Exercise
According to the sleeping pill article, in which journal did the study's findings appear online?

Excerpted text
Sleeping Pills Linked to Raised Risk of Death, Cancer: Study
MONDAY, Feb. 27 (HealthDay News) -- Prescription sleeping pills may help you get some much needed rest at night, but using them routinely might also make it more likely that you will die or develop certain types of cancer, research suggests.
A new study suggests that those who take these medications are four times more likely to die than people who don't take them. What's more, the research shows that sleeping pill use is also associated with a raised risk for certain cancers. The findings appear online Feb. 27 in the journal BMJ Open.
Sleeping pills linked to these risks included benzodiazepines such as temazepam; non-benzodiazepines such as Ambien (zolpidem), Lunesta (eszopiclone) and Sonata (zaleplon); barbiturates; and sedative antihistamines.
The new study only shows an association between the sleeping aids and death risk, not cause-and-effect, and many experts are urging caution in jumping to any conclusions from the findings.
The study author, however, was less reticent.
"Popular sleeping pills are associated with a shocking excess of deaths and a horrible increase in new cancers," said Dr. Daniel Kripke, of the Scripps Clinic Viterbi Family Sleep Center, in La Jolla, Calif.

Data section

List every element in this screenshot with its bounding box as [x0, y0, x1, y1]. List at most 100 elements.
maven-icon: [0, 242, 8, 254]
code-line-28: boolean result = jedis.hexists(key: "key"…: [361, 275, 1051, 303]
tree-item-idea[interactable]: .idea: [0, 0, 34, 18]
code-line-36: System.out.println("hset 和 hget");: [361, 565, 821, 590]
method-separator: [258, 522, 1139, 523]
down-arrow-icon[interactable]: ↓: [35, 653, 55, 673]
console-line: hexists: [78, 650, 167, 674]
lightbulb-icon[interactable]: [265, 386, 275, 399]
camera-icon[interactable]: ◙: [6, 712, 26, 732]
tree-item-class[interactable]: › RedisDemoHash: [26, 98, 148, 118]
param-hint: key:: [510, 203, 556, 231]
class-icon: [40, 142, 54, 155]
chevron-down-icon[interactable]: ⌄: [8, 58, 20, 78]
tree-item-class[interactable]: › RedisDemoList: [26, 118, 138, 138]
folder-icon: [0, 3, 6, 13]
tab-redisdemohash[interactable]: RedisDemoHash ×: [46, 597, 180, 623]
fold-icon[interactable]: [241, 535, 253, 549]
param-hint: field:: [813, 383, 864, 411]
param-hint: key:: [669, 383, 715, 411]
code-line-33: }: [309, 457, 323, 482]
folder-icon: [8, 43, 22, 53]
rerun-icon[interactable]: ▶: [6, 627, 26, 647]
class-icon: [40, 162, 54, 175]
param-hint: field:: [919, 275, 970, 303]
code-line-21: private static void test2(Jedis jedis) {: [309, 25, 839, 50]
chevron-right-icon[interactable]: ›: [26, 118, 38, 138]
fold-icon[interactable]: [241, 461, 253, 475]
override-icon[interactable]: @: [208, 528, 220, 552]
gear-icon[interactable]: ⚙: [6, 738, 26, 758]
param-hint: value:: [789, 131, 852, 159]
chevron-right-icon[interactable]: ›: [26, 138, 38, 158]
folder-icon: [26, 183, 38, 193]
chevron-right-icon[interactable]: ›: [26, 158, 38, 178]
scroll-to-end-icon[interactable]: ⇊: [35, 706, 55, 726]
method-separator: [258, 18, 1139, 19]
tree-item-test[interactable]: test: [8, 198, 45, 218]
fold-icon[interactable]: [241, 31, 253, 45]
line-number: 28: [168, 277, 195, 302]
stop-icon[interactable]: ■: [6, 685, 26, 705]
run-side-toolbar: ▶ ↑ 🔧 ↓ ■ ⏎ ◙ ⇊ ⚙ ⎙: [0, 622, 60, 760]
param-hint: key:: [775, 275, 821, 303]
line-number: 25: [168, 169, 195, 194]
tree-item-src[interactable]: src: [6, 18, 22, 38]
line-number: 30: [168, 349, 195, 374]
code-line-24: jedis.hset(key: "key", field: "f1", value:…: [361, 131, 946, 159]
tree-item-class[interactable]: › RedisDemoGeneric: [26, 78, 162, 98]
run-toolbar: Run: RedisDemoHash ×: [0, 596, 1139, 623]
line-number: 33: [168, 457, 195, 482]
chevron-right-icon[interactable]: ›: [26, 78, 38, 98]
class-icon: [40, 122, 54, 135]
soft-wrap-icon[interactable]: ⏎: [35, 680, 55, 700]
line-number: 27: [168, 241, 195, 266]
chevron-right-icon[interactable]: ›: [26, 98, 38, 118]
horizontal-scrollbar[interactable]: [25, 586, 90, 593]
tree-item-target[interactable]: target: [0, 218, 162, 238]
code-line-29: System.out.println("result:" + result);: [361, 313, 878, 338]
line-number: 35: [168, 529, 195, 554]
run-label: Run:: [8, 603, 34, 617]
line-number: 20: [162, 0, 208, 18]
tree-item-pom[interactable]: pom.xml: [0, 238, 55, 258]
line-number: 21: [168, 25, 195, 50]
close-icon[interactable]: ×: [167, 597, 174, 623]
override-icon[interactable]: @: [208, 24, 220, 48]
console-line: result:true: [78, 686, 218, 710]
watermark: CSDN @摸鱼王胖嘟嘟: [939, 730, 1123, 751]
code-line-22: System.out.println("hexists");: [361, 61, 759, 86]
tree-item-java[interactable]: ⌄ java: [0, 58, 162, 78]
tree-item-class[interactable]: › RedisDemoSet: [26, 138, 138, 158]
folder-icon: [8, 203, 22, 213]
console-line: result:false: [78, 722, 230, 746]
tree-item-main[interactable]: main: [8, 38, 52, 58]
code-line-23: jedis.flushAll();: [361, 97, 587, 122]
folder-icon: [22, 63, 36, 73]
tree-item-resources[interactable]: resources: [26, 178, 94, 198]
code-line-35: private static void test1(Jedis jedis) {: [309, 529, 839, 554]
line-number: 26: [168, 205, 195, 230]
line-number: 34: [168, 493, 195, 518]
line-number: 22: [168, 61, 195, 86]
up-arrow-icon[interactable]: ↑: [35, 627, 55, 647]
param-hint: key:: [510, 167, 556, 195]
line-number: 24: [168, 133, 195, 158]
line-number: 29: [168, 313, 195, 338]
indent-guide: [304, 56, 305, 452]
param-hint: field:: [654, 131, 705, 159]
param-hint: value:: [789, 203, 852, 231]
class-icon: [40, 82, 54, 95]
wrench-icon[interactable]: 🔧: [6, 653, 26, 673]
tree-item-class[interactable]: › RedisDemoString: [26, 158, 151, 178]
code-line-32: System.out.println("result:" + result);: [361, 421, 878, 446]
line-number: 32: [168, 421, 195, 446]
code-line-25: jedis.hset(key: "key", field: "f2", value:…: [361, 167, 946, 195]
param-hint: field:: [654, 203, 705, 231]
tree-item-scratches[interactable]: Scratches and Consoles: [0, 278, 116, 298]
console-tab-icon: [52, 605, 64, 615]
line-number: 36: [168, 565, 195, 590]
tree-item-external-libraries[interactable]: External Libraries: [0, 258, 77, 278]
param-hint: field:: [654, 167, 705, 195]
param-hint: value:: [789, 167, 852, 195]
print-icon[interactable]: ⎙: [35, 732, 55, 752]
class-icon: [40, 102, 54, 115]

Expected answer
BMJ Open